TASK BRIEF: Identify each line below containing the string "Администрации" and copy it.

Saved entries:
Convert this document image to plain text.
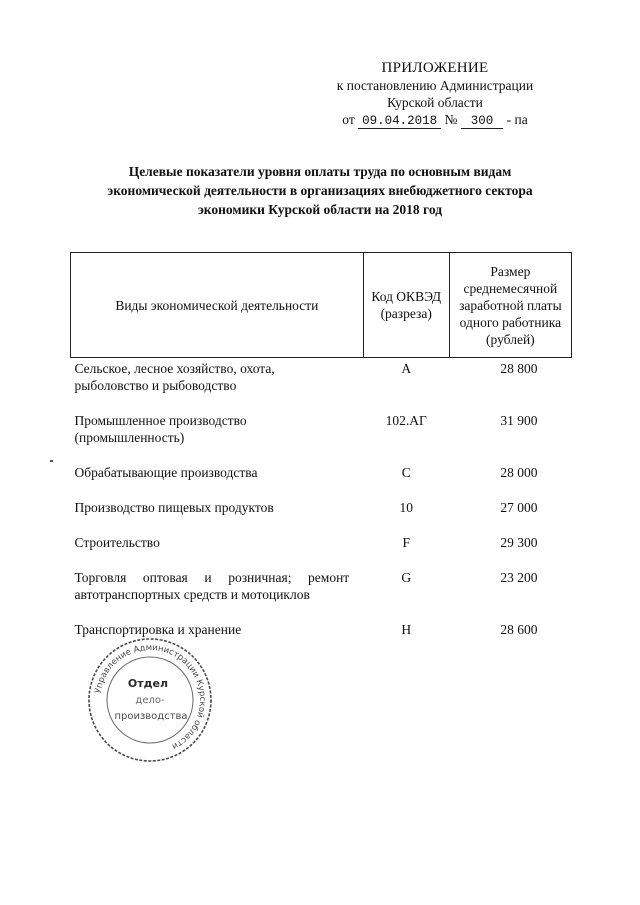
ПРИЛОЖЕНИЕ
к постановлению Администрации
Курской области
от 09.04.2018 № 300 - па
Целевые показатели уровня оплаты труда по основным видам
экономической деятельности в организациях внебюджетного сектора
экономики Курской области на 2018 год
Виды экономической деятельности	Код ОКВЭД (разреза)	Размер среднемесячной заработной платы одного работника (рублей)
Сельское, лесное хозяйство, охота, рыболовство и рыбоводство	А	28 800
Промышленное производство (промышленность)	102.АГ	31 900
Обрабатывающие производства	С	28 000
Производство пищевых продуктов	10	27 000
Строительство	F	29 300
Торговля оптовая и розничная; ремонт автотранспортных средств и мотоциклов	G	23 200
Транспортировка и хранение	Н	28 600
Управление Администрации Курской области
Отдел
дело-
производства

CORRECT RESULT:
к постановлению Администрации
Управление Администрации Курской области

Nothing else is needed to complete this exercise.